> _Exercise goal_:
Keep the wording of each record exactly the same when you repeat it, and leave out pictures.

> _The data_:

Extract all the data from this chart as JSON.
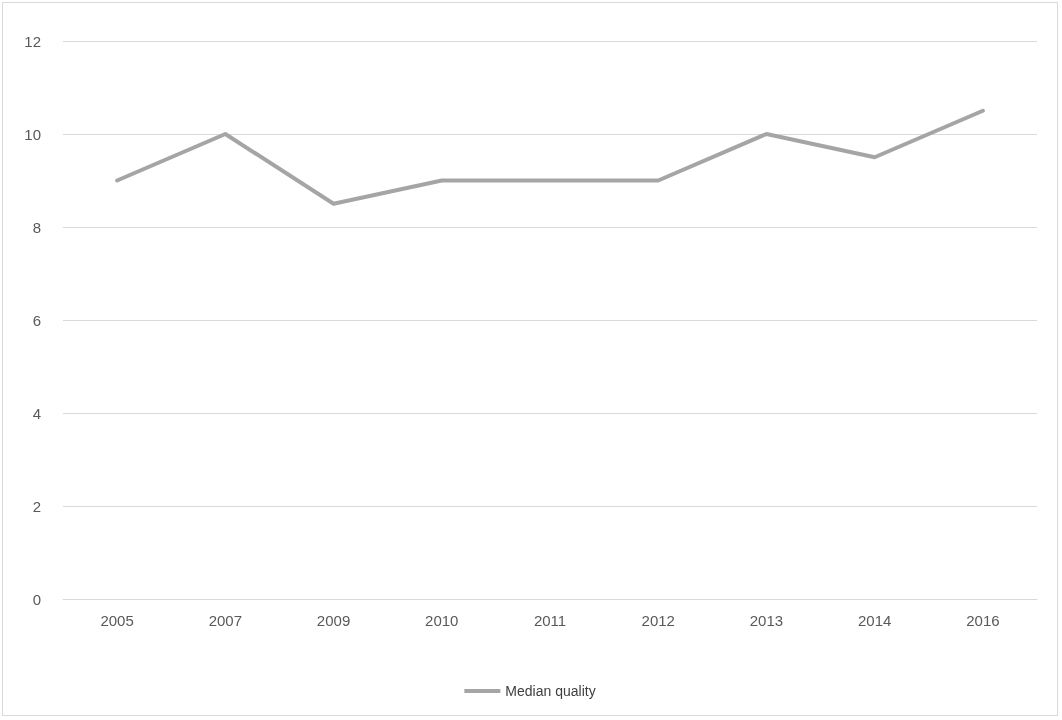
{
  "chart_data": {
    "type": "line",
    "categories": [
      "2005",
      "2007",
      "2009",
      "2010",
      "2011",
      "2012",
      "2013",
      "2014",
      "2016"
    ],
    "series": [
      {
        "name": "Median quality",
        "color": "#a5a5a5",
        "values": [
          9,
          10,
          8.5,
          9,
          9,
          9,
          10,
          9.5,
          10.5
        ]
      }
    ],
    "ylim": [
      0,
      12
    ],
    "yticks": [
      0,
      2,
      4,
      6,
      8,
      10,
      12
    ],
    "grid": "y",
    "legend": "bottom",
    "marker": "none",
    "line_style": "solid"
  }
}
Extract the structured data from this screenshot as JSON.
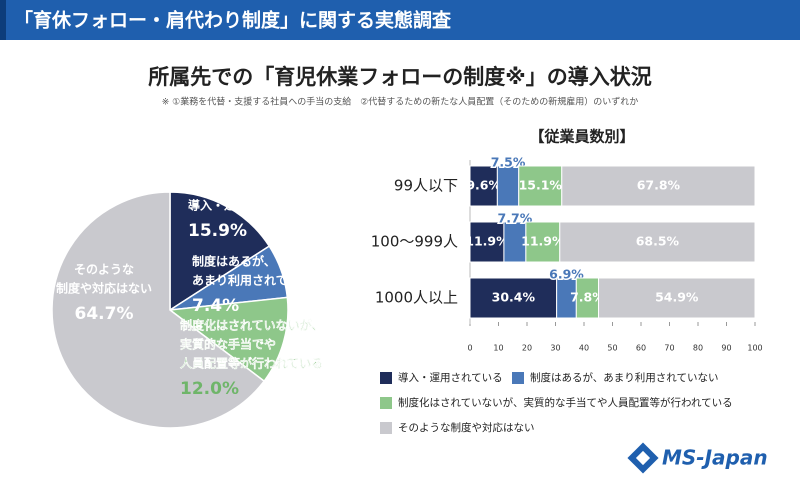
{
  "header": {
    "title": "「育休フォロー・肩代わり制度」に関する実態調査"
  },
  "chart_data": [
    {
      "type": "pie",
      "title": "所属先での「育児休業フォローの制度※」の導入状況",
      "subtitle": "※ ①業務を代替・支援する社員への手当の支給　②代替するための新たな人員配置（そのための新規雇用）のいずれか",
      "categories": [
        [
          "導入・運用されている"
        ],
        [
          "制度はあるが、",
          "あまり利用されていない"
        ],
        [
          "制度化はされていないが、",
          "実質的な手当でや",
          "人員配置等が行われている"
        ],
        [
          "そのような",
          "制度や対応はない"
        ]
      ],
      "values": [
        15.9,
        7.4,
        12.0,
        64.7
      ],
      "value_labels": [
        "15.9%",
        "7.4%",
        "12.0%",
        "64.7%"
      ],
      "colors": [
        "#1f2d5a",
        "#4a78b8",
        "#8ec78a",
        "#c9c9ce"
      ]
    },
    {
      "type": "stacked-bar",
      "title": "【従業員数別】",
      "categories": [
        "99人以下",
        "100～999人",
        "1000人以上"
      ],
      "series": [
        {
          "name": "導入・運用されている",
          "color": "#1f2d5a",
          "values": [
            9.6,
            11.9,
            30.4
          ],
          "value_labels": [
            "9.6%",
            "11.9%",
            "30.4%"
          ]
        },
        {
          "name": "制度はあるが、あまり利用されていない",
          "color": "#4a78b8",
          "values": [
            7.5,
            7.7,
            6.9
          ],
          "value_labels": [
            "7.5%",
            "7.7%",
            "6.9%"
          ]
        },
        {
          "name": "制度化はされていないが、実質的な手当てや人員配置等が行われている",
          "color": "#8ec78a",
          "values": [
            15.1,
            11.9,
            7.8
          ],
          "value_labels": [
            "15.1%",
            "11.9%",
            "7.8%"
          ]
        },
        {
          "name": "そのような制度や対応はない",
          "color": "#c9c9ce",
          "values": [
            67.8,
            68.5,
            54.9
          ],
          "value_labels": [
            "67.8%",
            "68.5%",
            "54.9%"
          ]
        }
      ],
      "xlim": [
        0,
        100
      ],
      "xticks": [
        0,
        10,
        20,
        30,
        40,
        50,
        60,
        70,
        80,
        90,
        100
      ]
    }
  ],
  "logo": "MS-Japan"
}
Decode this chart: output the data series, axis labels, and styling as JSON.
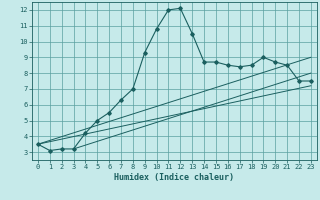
{
  "xlabel": "Humidex (Indice chaleur)",
  "xlim": [
    -0.5,
    23.5
  ],
  "ylim": [
    2.5,
    12.5
  ],
  "xticks": [
    0,
    1,
    2,
    3,
    4,
    5,
    6,
    7,
    8,
    9,
    10,
    11,
    12,
    13,
    14,
    15,
    16,
    17,
    18,
    19,
    20,
    21,
    22,
    23
  ],
  "yticks": [
    3,
    4,
    5,
    6,
    7,
    8,
    9,
    10,
    11,
    12
  ],
  "bg_color": "#c6eaea",
  "grid_color": "#5aa0a0",
  "line_color": "#1a5f5f",
  "main_x": [
    0,
    1,
    2,
    3,
    4,
    5,
    6,
    7,
    8,
    9,
    10,
    11,
    12,
    13,
    14,
    15,
    16,
    17,
    18,
    19,
    20,
    21,
    22,
    23
  ],
  "main_y": [
    3.5,
    3.1,
    3.2,
    3.2,
    4.2,
    5.0,
    5.5,
    6.3,
    7.0,
    9.3,
    10.8,
    12.0,
    12.1,
    10.5,
    8.7,
    8.7,
    8.5,
    8.4,
    8.5,
    9.0,
    8.7,
    8.5,
    7.5,
    7.5
  ],
  "ref_line1_x": [
    0,
    23
  ],
  "ref_line1_y": [
    3.5,
    7.2
  ],
  "ref_line2_x": [
    0,
    23
  ],
  "ref_line2_y": [
    3.5,
    9.0
  ],
  "ref_line3_x": [
    3,
    23
  ],
  "ref_line3_y": [
    3.2,
    8.0
  ],
  "xlabel_fontsize": 6.0,
  "tick_fontsize": 5.0
}
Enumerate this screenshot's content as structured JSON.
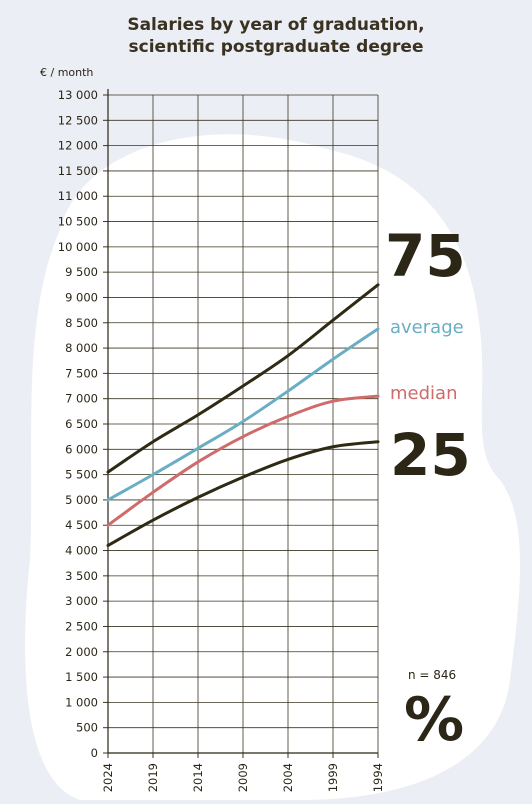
{
  "title_line1": "Salaries by year of graduation,",
  "title_line2": "scientific postgraduate degree",
  "unit_label": "€ / month",
  "n_label": "n = 846",
  "percent_symbol": "%",
  "chart_data": {
    "type": "line",
    "title": "Salaries by year of graduation, scientific postgraduate degree",
    "ylabel": "€ / month",
    "ylim": [
      0,
      13000
    ],
    "y_step": 500,
    "xlim": [
      2024,
      1994
    ],
    "x_ticks": [
      2024,
      2019,
      2014,
      2009,
      2004,
      1999,
      1994
    ],
    "x_tick_labels": [
      "2024",
      "2019",
      "2014",
      "2009",
      "2004",
      "1999",
      "1994"
    ],
    "y_tick_labels": [
      "0",
      "500",
      "1 000",
      "1 500",
      "2 000",
      "2 500",
      "3 000",
      "3 500",
      "4 000",
      "4 500",
      "5 000",
      "5 500",
      "6 000",
      "6 500",
      "7 000",
      "7 500",
      "8 000",
      "8 500",
      "9 000",
      "9 500",
      "10 000",
      "10 500",
      "11 000",
      "11 500",
      "12 000",
      "12 500",
      "13 000"
    ],
    "grid": true,
    "x": [
      2024,
      2019,
      2014,
      2009,
      2004,
      1999,
      1994
    ],
    "series": [
      {
        "name": "75",
        "color": "#2e2a14",
        "values": [
          5550,
          6150,
          6680,
          7250,
          7850,
          8550,
          9250
        ]
      },
      {
        "name": "average",
        "color": "#6aaec4",
        "values": [
          5000,
          5500,
          6020,
          6550,
          7150,
          7780,
          8380
        ]
      },
      {
        "name": "median",
        "color": "#cf6b6b",
        "values": [
          4500,
          5150,
          5750,
          6250,
          6650,
          6950,
          7050
        ]
      },
      {
        "name": "25",
        "color": "#2e2a14",
        "values": [
          4100,
          4600,
          5050,
          5450,
          5800,
          6050,
          6150
        ]
      }
    ]
  }
}
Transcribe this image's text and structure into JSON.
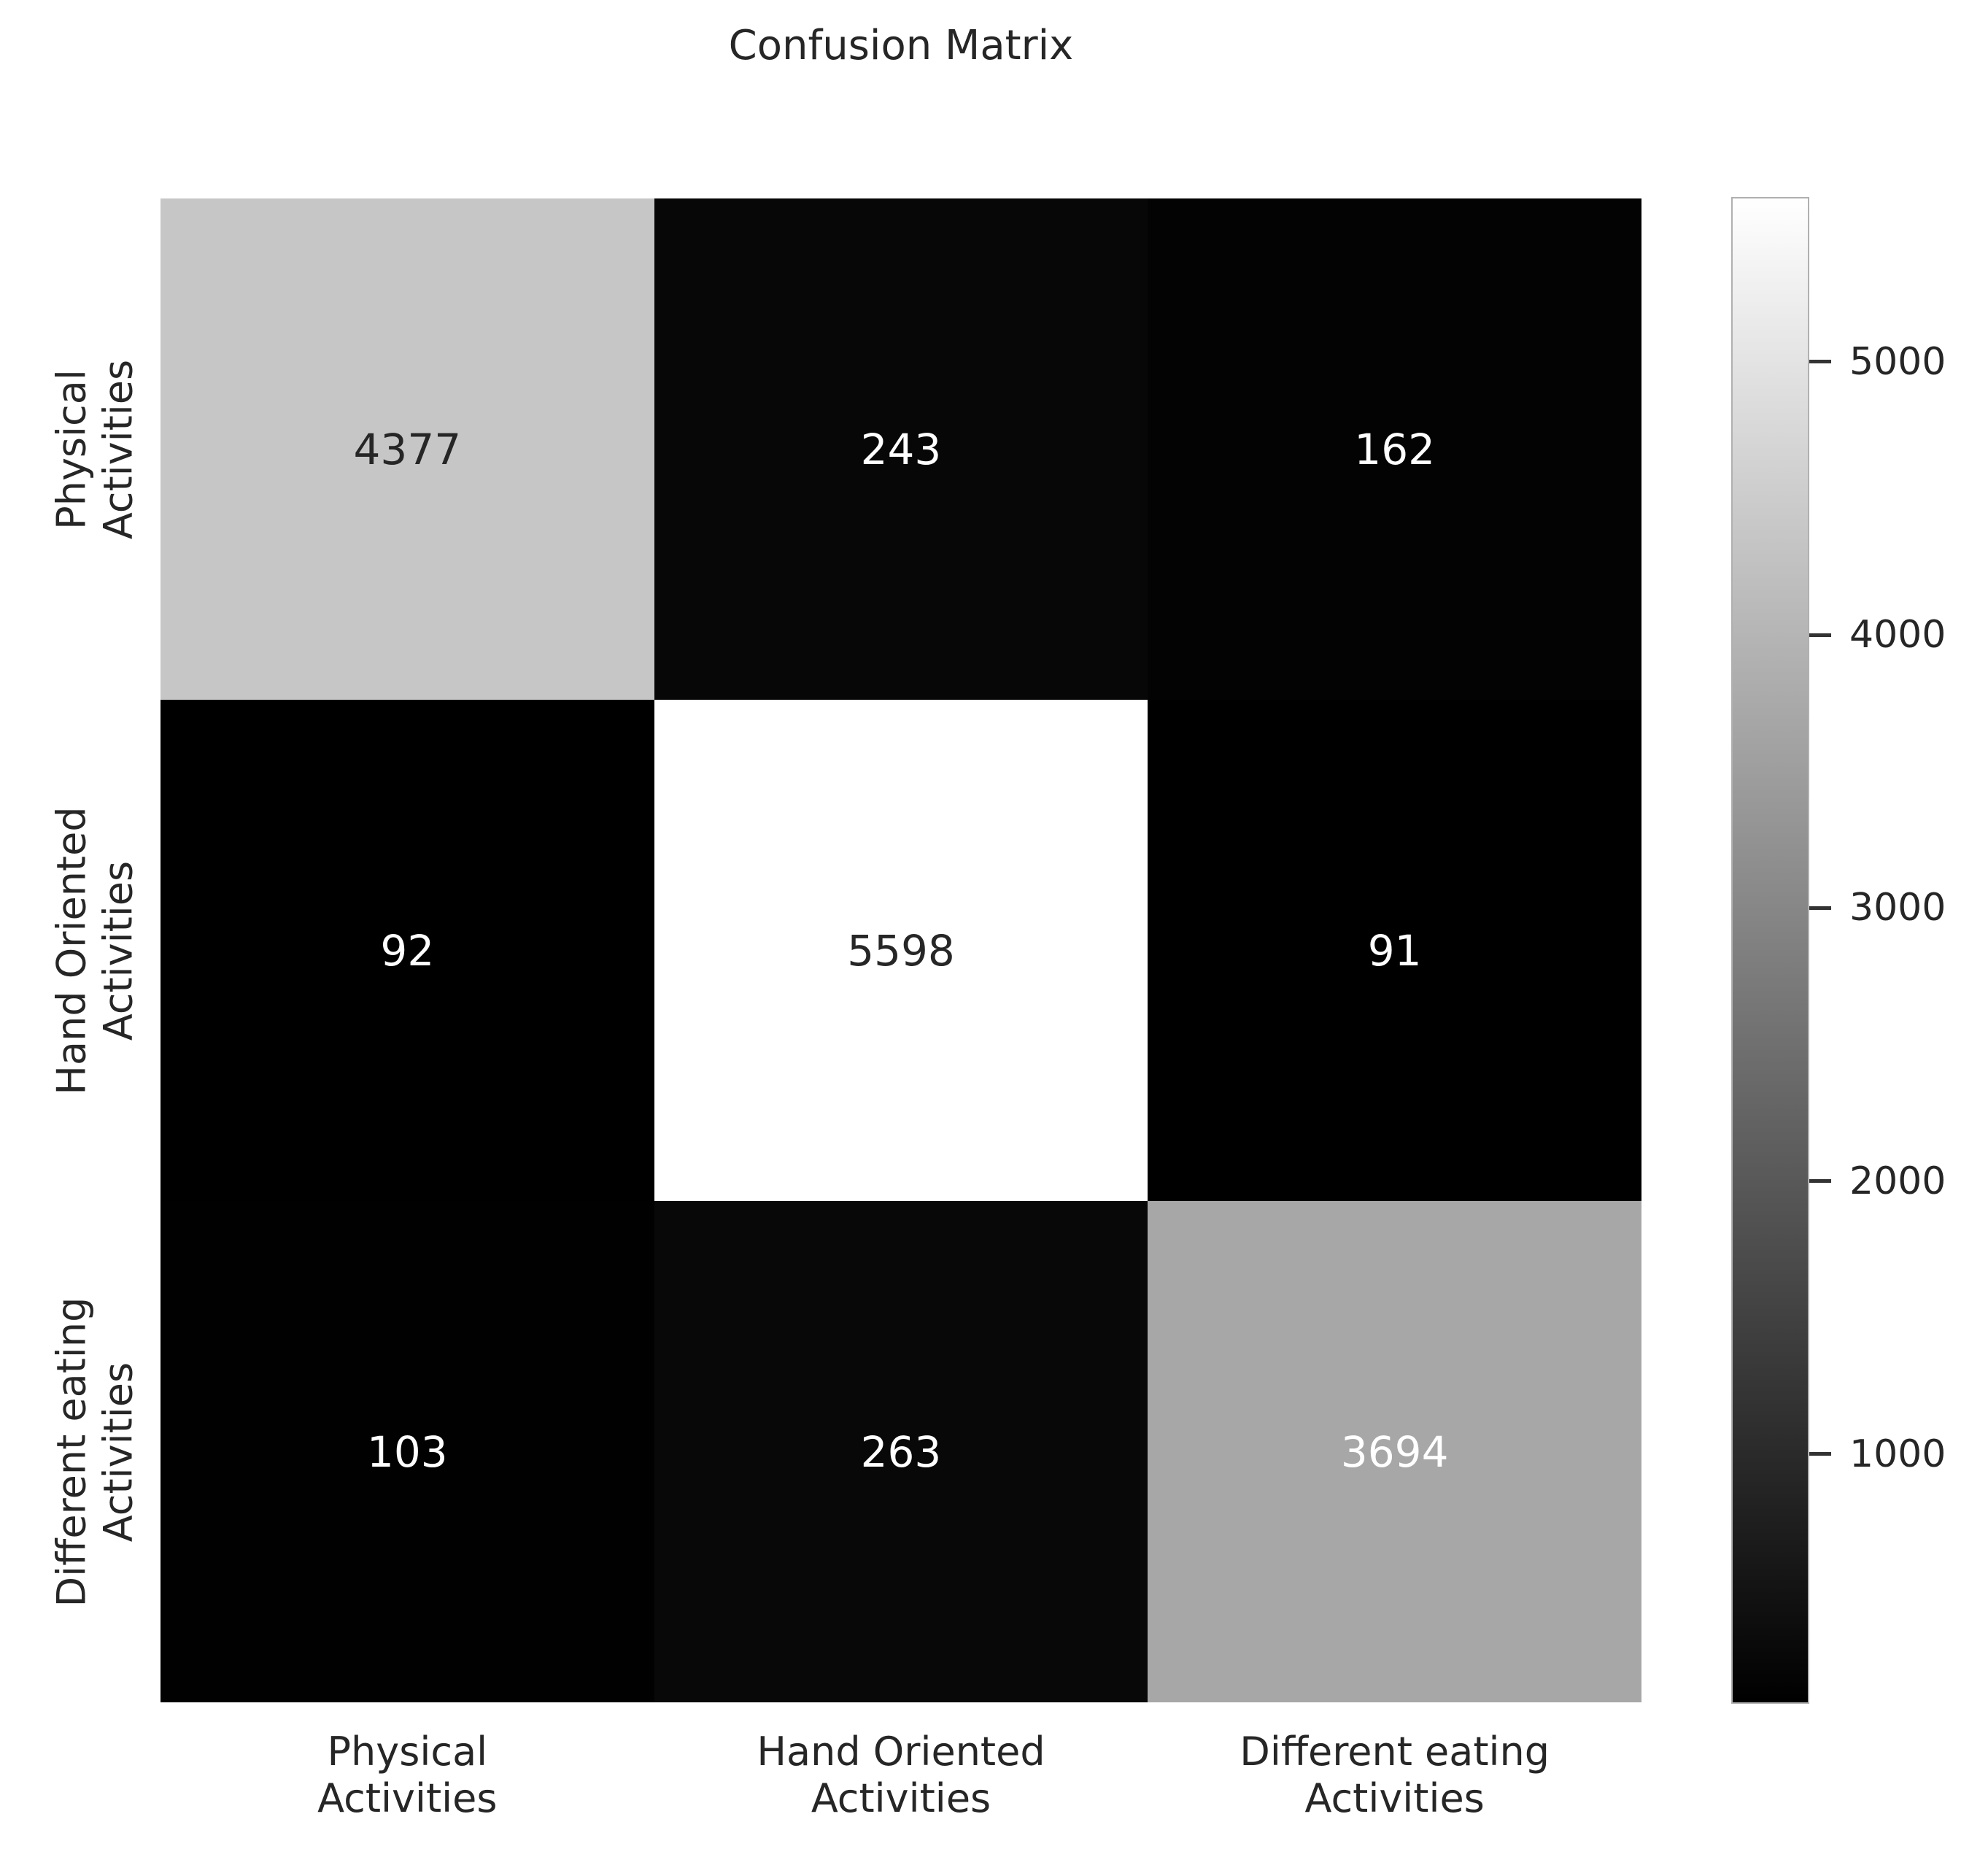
{
  "chart_data": {
    "type": "heatmap",
    "title": "Confusion Matrix",
    "x_axis_labels": [
      "Physical\nActivities",
      "Hand Oriented\nActivities",
      "Different eating\nActivities"
    ],
    "y_axis_labels": [
      "Physical\nActivities",
      "Hand Oriented\nActivities",
      "Different eating\nActivities"
    ],
    "matrix": [
      [
        4377,
        243,
        162
      ],
      [
        92,
        5598,
        91
      ],
      [
        103,
        263,
        3694
      ]
    ],
    "colormap": "gray",
    "color_scale": {
      "min_color": "#000000",
      "max_color": "#ffffff"
    },
    "value_range": [
      91,
      5598
    ],
    "colorbar_ticks": [
      1000,
      2000,
      3000,
      4000,
      5000
    ],
    "colorbar_position": "right",
    "annotation_text_colors": {
      "on_dark": "#ffffff",
      "on_light": "#262626"
    },
    "grid": false
  }
}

> _Expected answer_:
Extract all the data from this chart as JSON.
{
  "chart_data": {
    "type": "line",
    "categories": [
      "2005",
      "2007",
      "2009",
      "2010",
      "2011",
      "2012",
      "2013",
      "2014",
      "2016"
    ],
    "series": [
      {
        "name": "Median quality",
        "color": "#a5a5a5",
        "values": [
          9,
          10,
          8.5,
          9,
          9,
          9,
          10,
          9.5,
          10.5
        ]
      }
    ],
    "ylim": [
      0,
      12
    ],
    "yticks": [
      0,
      2,
      4,
      6,
      8,
      10,
      12
    ],
    "grid": "y",
    "legend": "bottom",
    "marker": "none",
    "line_style": "solid"
  }
}
Extract the structured data from this screenshot as JSON.
{
  "header": {
    "title": "「育休フォロー・肩代わり制度」に関する実態調査"
  },
  "chart_data": [
    {
      "type": "pie",
      "title": "所属先での「育児休業フォローの制度※」の導入状況",
      "subtitle": "※ ①業務を代替・支援する社員への手当の支給　②代替するための新たな人員配置（そのための新規雇用）のいずれか",
      "categories": [
        [
          "導入・運用されている"
        ],
        [
          "制度はあるが、",
          "あまり利用されていない"
        ],
        [
          "制度化はされていないが、",
          "実質的な手当でや",
          "人員配置等が行われている"
        ],
        [
          "そのような",
          "制度や対応はない"
        ]
      ],
      "values": [
        15.9,
        7.4,
        12.0,
        64.7
      ],
      "value_labels": [
        "15.9%",
        "7.4%",
        "12.0%",
        "64.7%"
      ],
      "colors": [
        "#1f2d5a",
        "#4a78b8",
        "#8ec78a",
        "#c9c9ce"
      ]
    },
    {
      "type": "stacked-bar",
      "title": "【従業員数別】",
      "categories": [
        "99人以下",
        "100～999人",
        "1000人以上"
      ],
      "series": [
        {
          "name": "導入・運用されている",
          "color": "#1f2d5a",
          "values": [
            9.6,
            11.9,
            30.4
          ],
          "value_labels": [
            "9.6%",
            "11.9%",
            "30.4%"
          ]
        },
        {
          "name": "制度はあるが、あまり利用されていない",
          "color": "#4a78b8",
          "values": [
            7.5,
            7.7,
            6.9
          ],
          "value_labels": [
            "7.5%",
            "7.7%",
            "6.9%"
          ]
        },
        {
          "name": "制度化はされていないが、実質的な手当てや人員配置等が行われている",
          "color": "#8ec78a",
          "values": [
            15.1,
            11.9,
            7.8
          ],
          "value_labels": [
            "15.1%",
            "11.9%",
            "7.8%"
          ]
        },
        {
          "name": "そのような制度や対応はない",
          "color": "#c9c9ce",
          "values": [
            67.8,
            68.5,
            54.9
          ],
          "value_labels": [
            "67.8%",
            "68.5%",
            "54.9%"
          ]
        }
      ],
      "xlim": [
        0,
        100
      ],
      "xticks": [
        0,
        10,
        20,
        30,
        40,
        50,
        60,
        70,
        80,
        90,
        100
      ]
    }
  ],
  "logo": "MS-Japan"
}
Decode this chart: output the data series, axis labels, and styling as JSON.
{
  "xlabel": "Humidex (Indice chaleur)",
  "xlim": [
    -0.5,
    23.5
  ],
  "ylim": [
    2.5,
    12.5
  ],
  "xticks": [
    0,
    1,
    2,
    3,
    4,
    5,
    6,
    7,
    8,
    9,
    10,
    11,
    12,
    13,
    14,
    15,
    16,
    17,
    18,
    19,
    20,
    21,
    22,
    23
  ],
  "yticks": [
    3,
    4,
    5,
    6,
    7,
    8,
    9,
    10,
    11,
    12
  ],
  "bg_color": "#c6eaea",
  "grid_color": "#5aa0a0",
  "line_color": "#1a5f5f",
  "main_x": [
    0,
    1,
    2,
    3,
    4,
    5,
    6,
    7,
    8,
    9,
    10,
    11,
    12,
    13,
    14,
    15,
    16,
    17,
    18,
    19,
    20,
    21,
    22,
    23
  ],
  "main_y": [
    3.5,
    3.1,
    3.2,
    3.2,
    4.2,
    5.0,
    5.5,
    6.3,
    7.0,
    9.3,
    10.8,
    12.0,
    12.1,
    10.5,
    8.7,
    8.7,
    8.5,
    8.4,
    8.5,
    9.0,
    8.7,
    8.5,
    7.5,
    7.5
  ],
  "ref_line1_x": [
    0,
    23
  ],
  "ref_line1_y": [
    3.5,
    7.2
  ],
  "ref_line2_x": [
    0,
    23
  ],
  "ref_line2_y": [
    3.5,
    9.0
  ],
  "ref_line3_x": [
    3,
    23
  ],
  "ref_line3_y": [
    3.2,
    8.0
  ],
  "xlabel_fontsize": 6.0,
  "tick_fontsize": 5.0
}
Enumerate this screenshot's content as structured JSON.
{
  "title_line1": "Salaries by year of graduation,",
  "title_line2": "scientific postgraduate degree",
  "unit_label": "€ / month",
  "n_label": "n = 846",
  "percent_symbol": "%",
  "chart_data": {
    "type": "line",
    "title": "Salaries by year of graduation, scientific postgraduate degree",
    "ylabel": "€ / month",
    "ylim": [
      0,
      13000
    ],
    "y_step": 500,
    "xlim": [
      2024,
      1994
    ],
    "x_ticks": [
      2024,
      2019,
      2014,
      2009,
      2004,
      1999,
      1994
    ],
    "x_tick_labels": [
      "2024",
      "2019",
      "2014",
      "2009",
      "2004",
      "1999",
      "1994"
    ],
    "y_tick_labels": [
      "0",
      "500",
      "1 000",
      "1 500",
      "2 000",
      "2 500",
      "3 000",
      "3 500",
      "4 000",
      "4 500",
      "5 000",
      "5 500",
      "6 000",
      "6 500",
      "7 000",
      "7 500",
      "8 000",
      "8 500",
      "9 000",
      "9 500",
      "10 000",
      "10 500",
      "11 000",
      "11 500",
      "12 000",
      "12 500",
      "13 000"
    ],
    "grid": true,
    "x": [
      2024,
      2019,
      2014,
      2009,
      2004,
      1999,
      1994
    ],
    "series": [
      {
        "name": "75",
        "color": "#2e2a14",
        "values": [
          5550,
          6150,
          6680,
          7250,
          7850,
          8550,
          9250
        ]
      },
      {
        "name": "average",
        "color": "#6aaec4",
        "values": [
          5000,
          5500,
          6020,
          6550,
          7150,
          7780,
          8380
        ]
      },
      {
        "name": "median",
        "color": "#cf6b6b",
        "values": [
          4500,
          5150,
          5750,
          6250,
          6650,
          6950,
          7050
        ]
      },
      {
        "name": "25",
        "color": "#2e2a14",
        "values": [
          4100,
          4600,
          5050,
          5450,
          5800,
          6050,
          6150
        ]
      }
    ]
  }
}
Transcribe this image's text and structure into JSON.
{
  "chart_data": {
    "type": "heatmap",
    "title": "Confusion Matrix",
    "x_axis_labels": [
      "Physical\nActivities",
      "Hand Oriented\nActivities",
      "Different eating\nActivities"
    ],
    "y_axis_labels": [
      "Physical\nActivities",
      "Hand Oriented\nActivities",
      "Different eating\nActivities"
    ],
    "matrix": [
      [
        4377,
        243,
        162
      ],
      [
        92,
        5598,
        91
      ],
      [
        103,
        263,
        3694
      ]
    ],
    "colormap": "gray",
    "color_scale": {
      "min_color": "#000000",
      "max_color": "#ffffff"
    },
    "value_range": [
      91,
      5598
    ],
    "colorbar_ticks": [
      1000,
      2000,
      3000,
      4000,
      5000
    ],
    "colorbar_position": "right",
    "annotation_text_colors": {
      "on_dark": "#ffffff",
      "on_light": "#262626"
    },
    "grid": false
  }
}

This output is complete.